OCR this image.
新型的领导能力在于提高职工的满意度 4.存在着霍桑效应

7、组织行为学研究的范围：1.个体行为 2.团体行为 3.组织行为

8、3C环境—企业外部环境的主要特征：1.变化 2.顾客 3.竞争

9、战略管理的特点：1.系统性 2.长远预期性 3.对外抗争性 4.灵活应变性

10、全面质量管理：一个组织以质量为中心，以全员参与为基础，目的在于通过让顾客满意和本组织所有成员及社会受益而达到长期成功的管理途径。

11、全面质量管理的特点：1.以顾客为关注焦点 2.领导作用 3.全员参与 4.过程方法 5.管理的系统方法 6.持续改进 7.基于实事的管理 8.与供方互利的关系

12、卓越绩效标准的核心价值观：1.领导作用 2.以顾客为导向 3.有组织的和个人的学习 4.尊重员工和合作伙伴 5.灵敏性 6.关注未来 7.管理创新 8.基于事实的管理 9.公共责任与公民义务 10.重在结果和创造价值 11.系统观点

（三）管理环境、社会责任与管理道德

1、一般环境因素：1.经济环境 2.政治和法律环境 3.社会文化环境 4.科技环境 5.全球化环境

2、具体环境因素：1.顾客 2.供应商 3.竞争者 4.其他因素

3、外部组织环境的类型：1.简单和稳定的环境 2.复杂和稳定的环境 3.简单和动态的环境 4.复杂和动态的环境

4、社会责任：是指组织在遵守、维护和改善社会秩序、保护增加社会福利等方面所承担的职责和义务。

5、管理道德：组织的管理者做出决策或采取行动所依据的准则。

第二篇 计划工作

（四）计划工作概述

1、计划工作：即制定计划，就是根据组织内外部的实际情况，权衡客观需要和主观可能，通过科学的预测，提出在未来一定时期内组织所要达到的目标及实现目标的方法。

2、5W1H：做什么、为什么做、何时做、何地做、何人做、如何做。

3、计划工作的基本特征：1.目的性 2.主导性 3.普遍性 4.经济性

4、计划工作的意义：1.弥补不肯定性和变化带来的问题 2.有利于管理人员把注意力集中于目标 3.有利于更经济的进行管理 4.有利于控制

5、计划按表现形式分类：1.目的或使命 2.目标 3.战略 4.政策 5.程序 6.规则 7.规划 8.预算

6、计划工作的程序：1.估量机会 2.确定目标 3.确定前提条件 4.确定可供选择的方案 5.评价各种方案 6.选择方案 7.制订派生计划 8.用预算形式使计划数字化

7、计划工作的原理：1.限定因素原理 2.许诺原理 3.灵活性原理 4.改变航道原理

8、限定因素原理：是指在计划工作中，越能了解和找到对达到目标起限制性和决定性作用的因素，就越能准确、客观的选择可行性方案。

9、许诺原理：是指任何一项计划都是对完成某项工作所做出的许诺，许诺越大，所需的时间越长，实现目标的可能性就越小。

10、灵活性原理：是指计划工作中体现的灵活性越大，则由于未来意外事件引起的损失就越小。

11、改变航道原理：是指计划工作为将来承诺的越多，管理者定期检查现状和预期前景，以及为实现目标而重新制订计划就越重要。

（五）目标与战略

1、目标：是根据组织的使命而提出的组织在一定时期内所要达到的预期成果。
+-------+
Find every line in the records above that holds the word "改变航道原理", and copy each one.

* **SOLUTION FOR THIS TASK**
7、计划工作的原理：1.限定因素原理 2.许诺原理 3.灵活性原理 4.改变航道原理
11、改变航道原理：是指计划工作为将来承诺的越多，管理者定期检查现状和预期前景，以及为实现目标而重新制订计划就越重要。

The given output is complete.